Stored items:
+===+

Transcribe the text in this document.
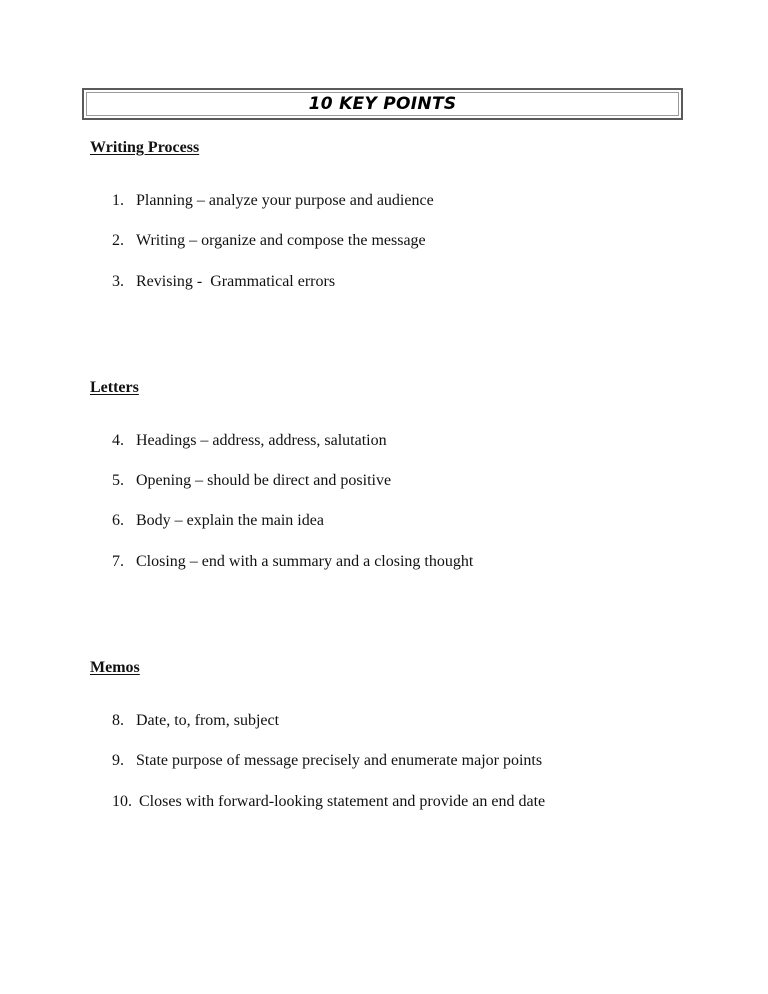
10 KEY POINTS
Writing Process
1. Planning – analyze your purpose and audience
2. Writing – organize and compose the message
3. Revising -  Grammatical errors
Letters
4. Headings – address, address, salutation
5. Opening – should be direct and positive
6. Body – explain the main idea
7. Closing – end with a summary and a closing thought
Memos
8. Date, to, from, subject
9. State purpose of message precisely and enumerate major points
10. Closes with forward-looking statement and provide an end date
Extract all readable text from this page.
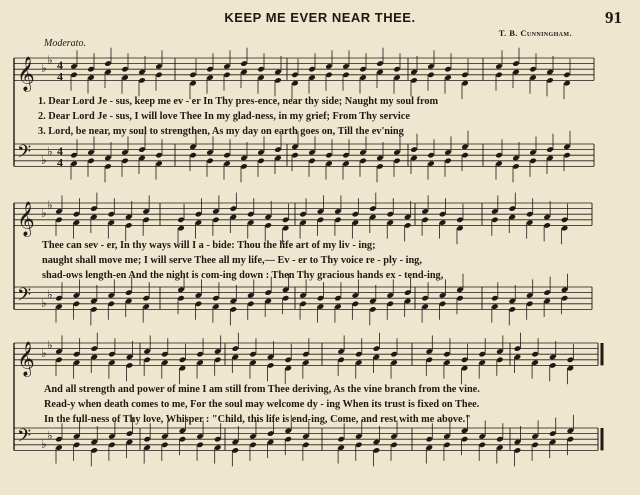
𝄞
𝄢
♭
♭
♭
♭
4
4
4
4
𝄞
𝄢
♭
♭
♭
♭
𝄞
𝄢
♭
♭
♭
♭
KEEP ME EVER NEAR THEE.
T. B. Cunningham.
91
Moderato.
1. Dear Lord Je - sus, keep me ev - er In Thy pres-ence, near thy side; Naught my soul from
2. Dear Lord Je - sus, I will love Thee In my glad-ness, in my grief; From Thy service
3. Lord, be near, my soul to strengthen, As my day on earth goes on, Till the ev'ning
Thee can sev - er, In thy ways will I a - bide: Thou the life art of my liv - ing;
naught shall move me; I will serve Thee all my life,— Ev - er to Thy voice re - ply - ing,
shad-ows length-en And the night is com-ing down : Then Thy gracious hands ex - tend-ing,
And all strength and power of mine I am still from Thee deriving, As the vine branch from the vine.
Read-y when death comes to me, For the soul may welcome dy - ing When its trust is fixed on Thee.
In the full-ness of Thy love, Whisper : "Child, this life is end-ing, Come, and rest with me above."
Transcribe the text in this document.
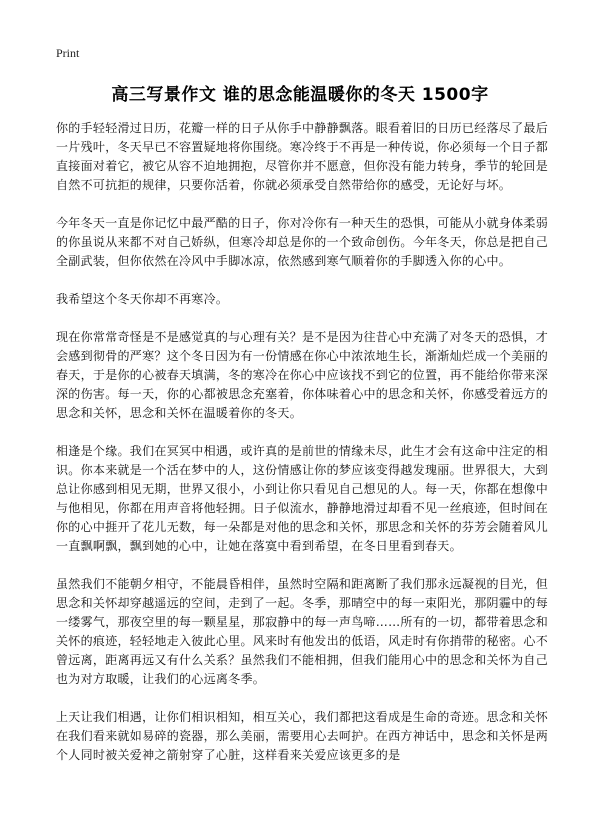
Print
高三写景作文 谁的思念能温暖你的冬天 1500字

你的手轻轻滑过日历，花瓣一样的日子从你手中静静飘落。眼看着旧的日历已经落尽了最后一片残叶，冬天早已不容置疑地将你围绕。寒冷终于不再是一种传说，你必须每一个日子都直接面对着它，被它从容不迫地拥抱，尽管你并不愿意，但你没有能力转身，季节的轮回是自然不可抗拒的规律，只要你活着，你就必须承受自然带给你的感受，无论好与坏。

今年冬天一直是你记忆中最严酷的日子，你对冷你有一种天生的恐惧，可能从小就身体柔弱的你虽说从来都不对自己娇纵，但寒冷却总是你的一个致命创伤。今年冬天，你总是把自己全副武装，但你依然在冷风中手脚冰凉，依然感到寒气顺着你的手脚透入你的心中。

我希望这个冬天你却不再寒冷。

现在你常常奇怪是不是感觉真的与心理有关？是不是因为往昔心中充满了对冬天的恐惧，才会感到彻骨的严寒？这个冬日因为有一份情感在你心中浓浓地生长，渐渐灿烂成一个美丽的春天，于是你的心被春天填满，冬的寒冷在你心中应该找不到它的位置，再不能给你带来深深的伤害。每一天，你的心都被思念充塞着，你体味着心中的思念和关怀，你感受着远方的思念和关怀，思念和关怀在温暖着你的冬天。

相逢是个缘。我们在冥冥中相遇，或许真的是前世的情缘未尽，此生才会有这命中注定的相识。你本来就是一个活在梦中的人，这份情感让你的梦应该变得越发瑰丽。世界很大，大到总让你感到相见无期，世界又很小，小到让你只看见自己想见的人。每一天，你都在想像中与他相见，你都在用声音将他轻拥。日子似流水，静静地滑过却看不见一丝痕迹，但时间在你的心中捱开了花儿无数，每一朵都是对他的思念和关怀，那思念和关怀的芬芳会随着风儿一直飘啊飘，飘到她的心中，让她在落寞中看到希望，在冬日里看到春天。

虽然我们不能朝夕相守，不能晨昏相伴，虽然时空隔和距离断了我们那永远凝视的目光，但思念和关怀却穿越遥远的空间，走到了一起。冬季，那晴空中的每一束阳光，那阴霾中的每一缕雾气，那夜空里的每一颗星星，那寂静中的每一声鸟啼……所有的一切，都带着思念和关怀的痕迹，轻轻地走入彼此心里。风来时有他发出的低语，风走时有你捎带的秘密。心不曾远离，距离再远又有什么关系？虽然我们不能相拥，但我们能用心中的思念和关怀为自己也为对方取暖，让我们的心远离冬季。

上天让我们相遇，让你们相识相知，相互关心，我们都把这看成是生命的奇迹。思念和关怀在我们看来就如易碎的瓷器，那么美丽，需要用心去呵护。在西方神话中，思念和关怀是两个人同时被关爱神之箭射穿了心脏，这样看来关爱应该更多的是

+===+

• _Task requirements_
How many lines in the data contain the string "message"? Respond with the number only.

• _Task response_
2